-- Begin RECORDS --
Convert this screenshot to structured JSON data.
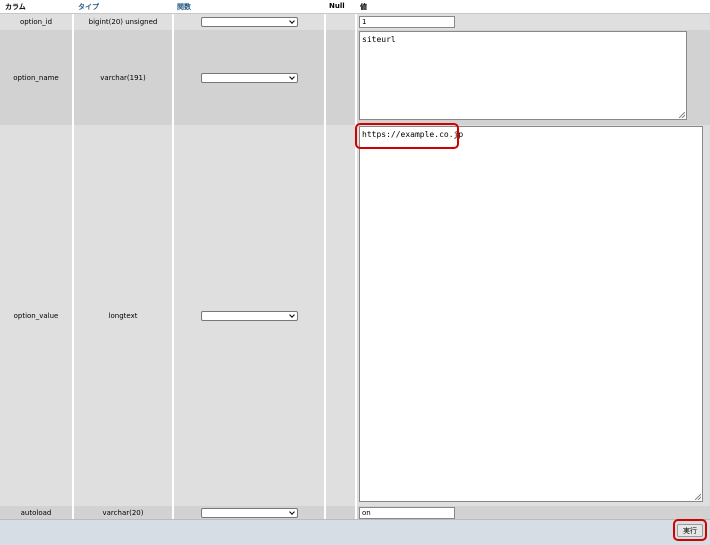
{
  "header": {
    "column": "カラム",
    "type": "タイプ",
    "function": "関数",
    "null": "Null",
    "value": "値"
  },
  "rows": [
    {
      "column": "option_id",
      "type": "bigint(20) unsigned",
      "function": "",
      "value": "1"
    },
    {
      "column": "option_name",
      "type": "varchar(191)",
      "function": "",
      "value": "siteurl"
    },
    {
      "column": "option_value",
      "type": "longtext",
      "function": "",
      "value": "https://example.co.jp"
    },
    {
      "column": "autoload",
      "type": "varchar(20)",
      "function": "",
      "value": "on"
    }
  ],
  "footer": {
    "go_label": "実行"
  },
  "colors": {
    "highlight": "#d40000",
    "header_link": "#235a81",
    "footer_bg": "#d6dde4"
  },
  "icons": {
    "select_arrow": "chevron-down-icon",
    "resize": "resize-grip-icon"
  }
}
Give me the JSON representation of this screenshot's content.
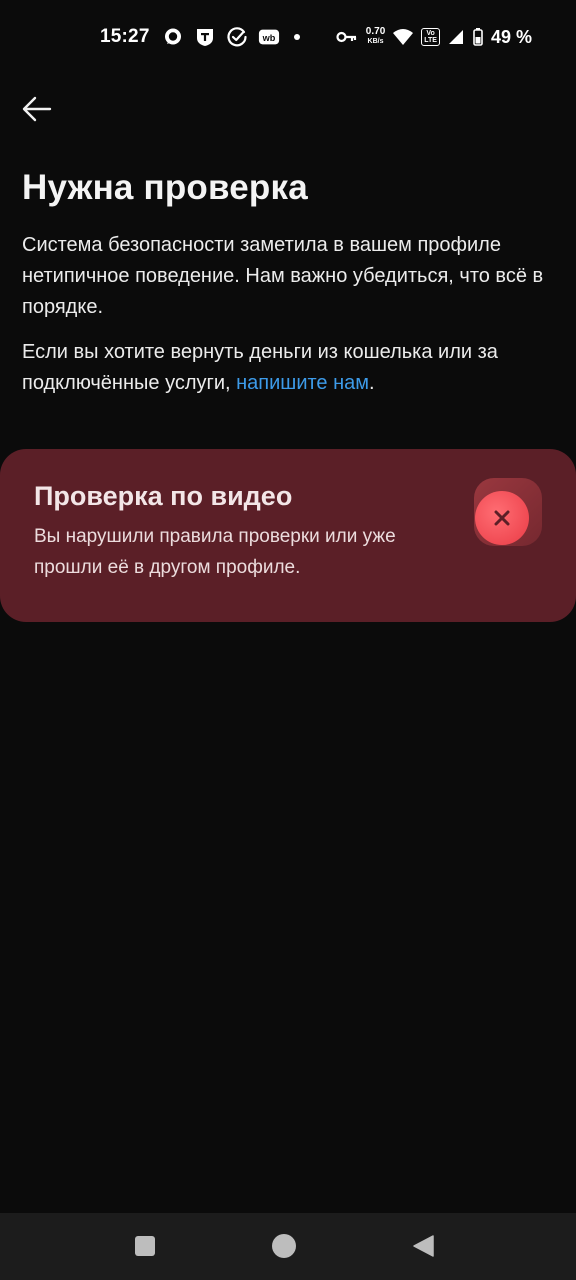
{
  "status_bar": {
    "time": "15:27",
    "speed_value": "0.70",
    "speed_unit": "KB/s",
    "volte_top": "Vo",
    "volte_bottom": "LTE",
    "battery": "49 %"
  },
  "header": {
    "title": "Нужна проверка"
  },
  "body": {
    "paragraph_1": "Система безопасности заметила в вашем профиле нетипичное поведение. Нам важно убедиться, что всё в порядке.",
    "paragraph_2_prefix": "Если вы хотите вернуть деньги из кошелька или за подключённые услуги, ",
    "paragraph_2_link": "напишите нам",
    "paragraph_2_suffix": "."
  },
  "video_check": {
    "title": "Проверка по видео",
    "description": "Вы нарушили правила проверки или уже прошли её в другом профиле.",
    "status_icon": "x-icon"
  },
  "colors": {
    "background": "#0b0b0b",
    "card": "#5b1f27",
    "link": "#3d9be9",
    "error": "#f04a53"
  }
}
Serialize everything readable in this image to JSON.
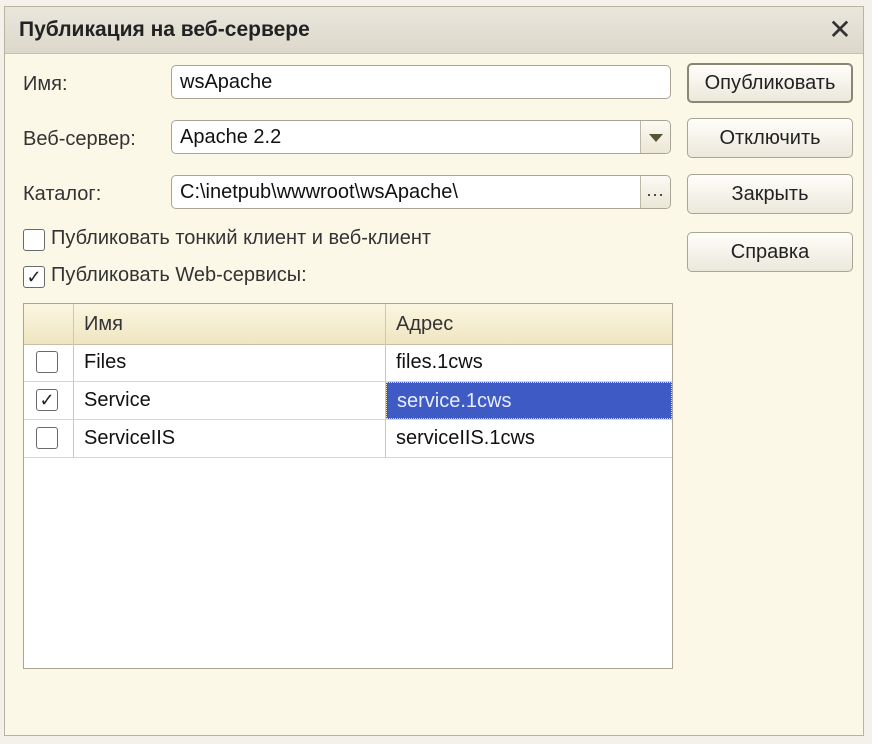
{
  "dialog": {
    "title": "Публикация на веб-сервере"
  },
  "form": {
    "name_label": "Имя:",
    "name_value": "wsApache",
    "server_label": "Веб-сервер:",
    "server_value": "Apache 2.2",
    "catalog_label": "Каталог:",
    "catalog_value": "C:\\inetpub\\wwwroot\\wsApache\\",
    "catalog_button": "..."
  },
  "buttons": {
    "publish": "Опубликовать",
    "disable": "Отключить",
    "close": "Закрыть",
    "help": "Справка"
  },
  "options": {
    "thin_client": {
      "label": "Публиковать тонкий клиент и веб-клиент",
      "checked": false
    },
    "web_services": {
      "label": "Публиковать Web-сервисы:",
      "checked": true
    }
  },
  "table": {
    "columns": [
      "Имя",
      "Адрес"
    ],
    "rows": [
      {
        "checked": false,
        "name": "Files",
        "address": "files.1cws",
        "selected": false
      },
      {
        "checked": true,
        "name": "Service",
        "address": "service.1cws",
        "selected": true
      },
      {
        "checked": false,
        "name": "ServiceIIS",
        "address": "serviceIIS.1cws",
        "selected": false
      }
    ]
  },
  "glyphs": {
    "check": "✓",
    "close": "✕"
  },
  "icons": {
    "close": "close-icon",
    "dropdown": "chevron-down-icon"
  },
  "colors": {
    "selection": "#3e5bc5",
    "background": "#fbf8e8"
  }
}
-- End RECORDS --
PROBLEM TO WORK ON: Scan the records above for the string "профиле", then report every line that contains it.

SOLUTION FOR THIS TASK:
    "paragraph_1": "Система безопасности заметила в вашем профиле нетипичное поведение. Нам важно убедиться, что всё в порядке.",
    "description": "Вы нарушили правила проверки или уже прошли её в другом профиле.",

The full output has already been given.